(Collected data)
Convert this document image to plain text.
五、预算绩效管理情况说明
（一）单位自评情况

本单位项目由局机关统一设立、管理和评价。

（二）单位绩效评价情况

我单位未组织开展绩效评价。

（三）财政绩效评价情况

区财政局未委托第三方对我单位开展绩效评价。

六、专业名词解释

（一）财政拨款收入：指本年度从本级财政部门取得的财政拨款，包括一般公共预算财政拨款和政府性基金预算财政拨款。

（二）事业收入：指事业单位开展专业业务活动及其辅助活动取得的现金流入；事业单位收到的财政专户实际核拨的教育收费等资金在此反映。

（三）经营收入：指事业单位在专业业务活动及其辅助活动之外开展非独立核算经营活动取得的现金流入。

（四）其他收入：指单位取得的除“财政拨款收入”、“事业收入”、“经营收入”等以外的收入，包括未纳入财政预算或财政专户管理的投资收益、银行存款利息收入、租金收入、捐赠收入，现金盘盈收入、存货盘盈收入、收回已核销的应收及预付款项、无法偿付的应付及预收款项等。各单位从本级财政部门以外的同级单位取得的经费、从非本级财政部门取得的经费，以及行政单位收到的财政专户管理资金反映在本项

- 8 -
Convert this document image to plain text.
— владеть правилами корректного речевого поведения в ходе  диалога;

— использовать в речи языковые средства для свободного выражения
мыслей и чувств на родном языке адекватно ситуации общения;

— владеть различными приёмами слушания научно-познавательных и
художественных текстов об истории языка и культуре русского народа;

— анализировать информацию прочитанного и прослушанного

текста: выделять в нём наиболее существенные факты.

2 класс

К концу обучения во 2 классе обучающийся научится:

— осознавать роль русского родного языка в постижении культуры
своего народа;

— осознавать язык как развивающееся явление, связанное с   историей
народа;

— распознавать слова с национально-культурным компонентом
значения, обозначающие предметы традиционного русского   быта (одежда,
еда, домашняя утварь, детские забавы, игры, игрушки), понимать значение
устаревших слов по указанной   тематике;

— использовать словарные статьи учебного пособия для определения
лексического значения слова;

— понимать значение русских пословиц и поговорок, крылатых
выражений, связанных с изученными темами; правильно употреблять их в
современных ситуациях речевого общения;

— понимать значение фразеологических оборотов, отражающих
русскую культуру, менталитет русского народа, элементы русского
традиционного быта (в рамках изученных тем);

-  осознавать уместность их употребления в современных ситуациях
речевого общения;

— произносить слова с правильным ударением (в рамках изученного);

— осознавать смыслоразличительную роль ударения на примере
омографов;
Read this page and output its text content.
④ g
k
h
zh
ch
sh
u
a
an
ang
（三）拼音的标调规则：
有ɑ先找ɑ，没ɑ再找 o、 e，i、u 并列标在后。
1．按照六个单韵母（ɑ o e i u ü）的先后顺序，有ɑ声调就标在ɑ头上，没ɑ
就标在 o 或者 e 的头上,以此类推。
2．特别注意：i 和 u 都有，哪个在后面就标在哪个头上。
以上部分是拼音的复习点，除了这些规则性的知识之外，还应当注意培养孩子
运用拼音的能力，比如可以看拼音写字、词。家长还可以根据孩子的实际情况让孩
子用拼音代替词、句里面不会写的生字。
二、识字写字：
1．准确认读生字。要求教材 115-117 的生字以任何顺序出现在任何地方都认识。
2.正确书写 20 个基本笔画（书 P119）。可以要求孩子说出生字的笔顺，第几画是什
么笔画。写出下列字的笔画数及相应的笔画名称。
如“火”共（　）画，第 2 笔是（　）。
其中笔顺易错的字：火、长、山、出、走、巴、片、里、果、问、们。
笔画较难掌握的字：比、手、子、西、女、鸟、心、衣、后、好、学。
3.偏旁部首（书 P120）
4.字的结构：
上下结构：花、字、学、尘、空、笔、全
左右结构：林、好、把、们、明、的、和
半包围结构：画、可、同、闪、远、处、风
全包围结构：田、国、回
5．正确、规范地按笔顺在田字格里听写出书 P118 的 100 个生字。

◆ WHAT TO DO: Give only the count of lines in this material that contain the string "быта".

◆ RESPONSE TO THE EXERCISE: 2